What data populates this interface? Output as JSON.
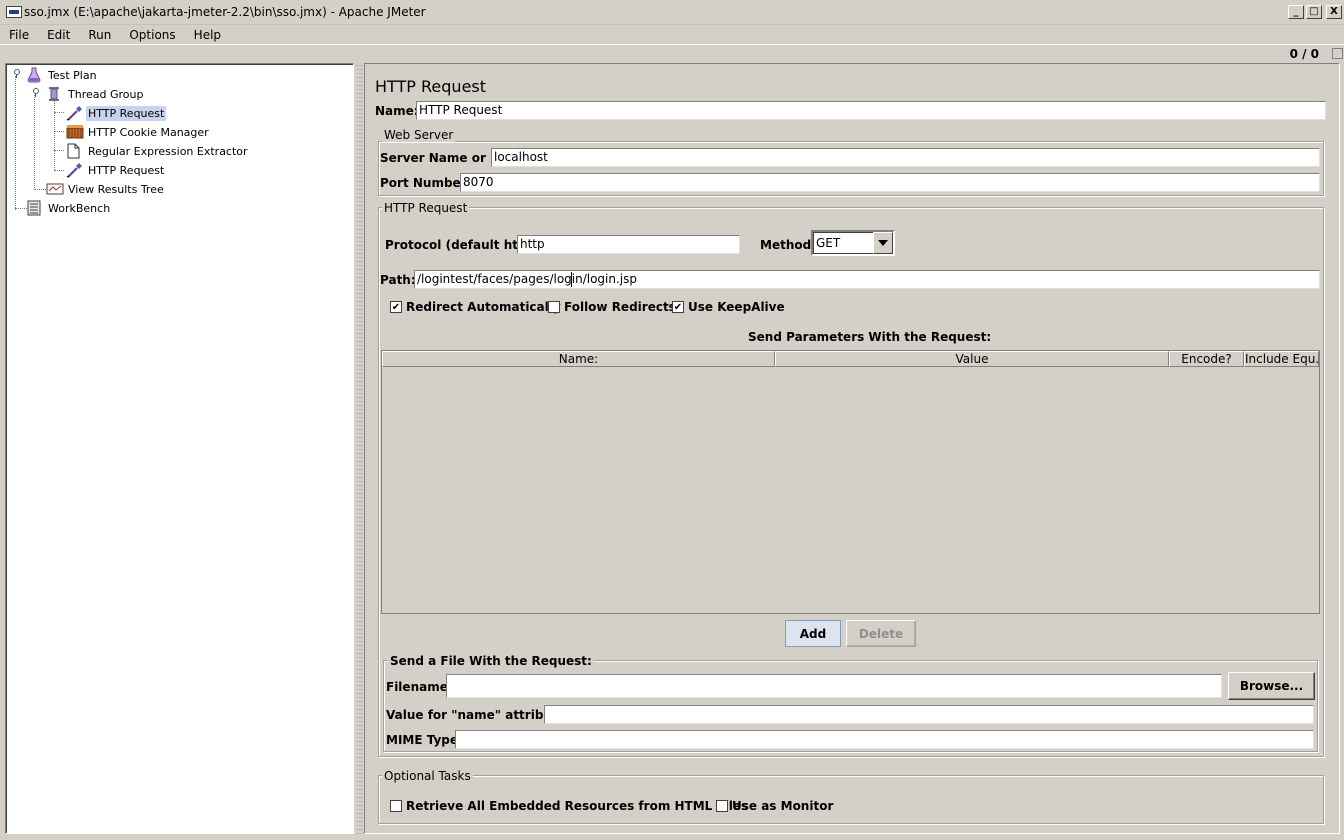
{
  "window": {
    "title": "sso.jmx (E:\\apache\\jakarta-jmeter-2.2\\bin\\sso.jmx) - Apache JMeter",
    "minimize_glyph": "_",
    "maximize_glyph": "□",
    "close_glyph": "X"
  },
  "menu": [
    "File",
    "Edit",
    "Run",
    "Options",
    "Help"
  ],
  "status": {
    "counter": "0 / 0"
  },
  "tree": [
    {
      "label": "Test Plan",
      "icon": "flask-icon",
      "level": 0
    },
    {
      "label": "Thread Group",
      "icon": "spool-icon",
      "level": 1
    },
    {
      "label": "HTTP Request",
      "icon": "pipette-icon",
      "level": 2,
      "selected": true
    },
    {
      "label": "HTTP Cookie Manager",
      "icon": "cookie-manager-icon",
      "level": 2
    },
    {
      "label": "Regular Expression Extractor",
      "icon": "page-icon",
      "level": 2
    },
    {
      "label": "HTTP Request",
      "icon": "pipette-icon",
      "level": 2
    },
    {
      "label": "View Results Tree",
      "icon": "results-tree-icon",
      "level": 1
    },
    {
      "label": "WorkBench",
      "icon": "workbench-icon",
      "level": 0
    }
  ],
  "form": {
    "title": "HTTP Request",
    "name_label": "Name:",
    "name_value": "HTTP Request",
    "web_server": {
      "title": "Web Server",
      "server_label": "Server Name or IP:",
      "server_value": "localhost",
      "port_label": "Port Number:",
      "port_value": "8070"
    },
    "http_request": {
      "title": "HTTP Request",
      "protocol_label": "Protocol (default http):",
      "protocol_value": "http",
      "method_label": "Method:",
      "method_value": "GET",
      "path_label": "Path:",
      "path_value": "/logintest/faces/pages/login/login.jsp",
      "redirect_auto": {
        "label": "Redirect Automatically",
        "checked": true
      },
      "follow_redirects": {
        "label": "Follow Redirects",
        "checked": false
      },
      "keepalive": {
        "label": "Use KeepAlive",
        "checked": true
      }
    },
    "params": {
      "title": "Send Parameters With the Request:",
      "columns": [
        "Name:",
        "Value",
        "Encode?",
        "Include Equ..."
      ],
      "add_label": "Add",
      "delete_label": "Delete"
    },
    "file": {
      "title": "Send a File With the Request:",
      "filename_label": "Filename:",
      "filename_value": "",
      "browse_label": "Browse...",
      "name_attr_label": "Value for \"name\" attribute:",
      "name_attr_value": "",
      "mime_label": "MIME Type:",
      "mime_value": ""
    },
    "optional": {
      "title": "Optional Tasks",
      "retrieve": {
        "label": "Retrieve All Embedded Resources from HTML Files",
        "checked": false
      },
      "monitor": {
        "label": "Use as Monitor",
        "checked": false
      }
    }
  }
}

What to do — Show each line of the listing that holds the string "title".

Reply —
    "title": "sso.jmx (E:\\apache\\jakarta-jmeter-2.2\\bin\\sso.jmx) - Apache JMeter",
    "title": "HTTP Request",
      "title": "Web Server",
      "title": "HTTP Request",
      "title": "Send Parameters With the Request:",
      "title": "Send a File With the Request:",
      "title": "Optional Tasks",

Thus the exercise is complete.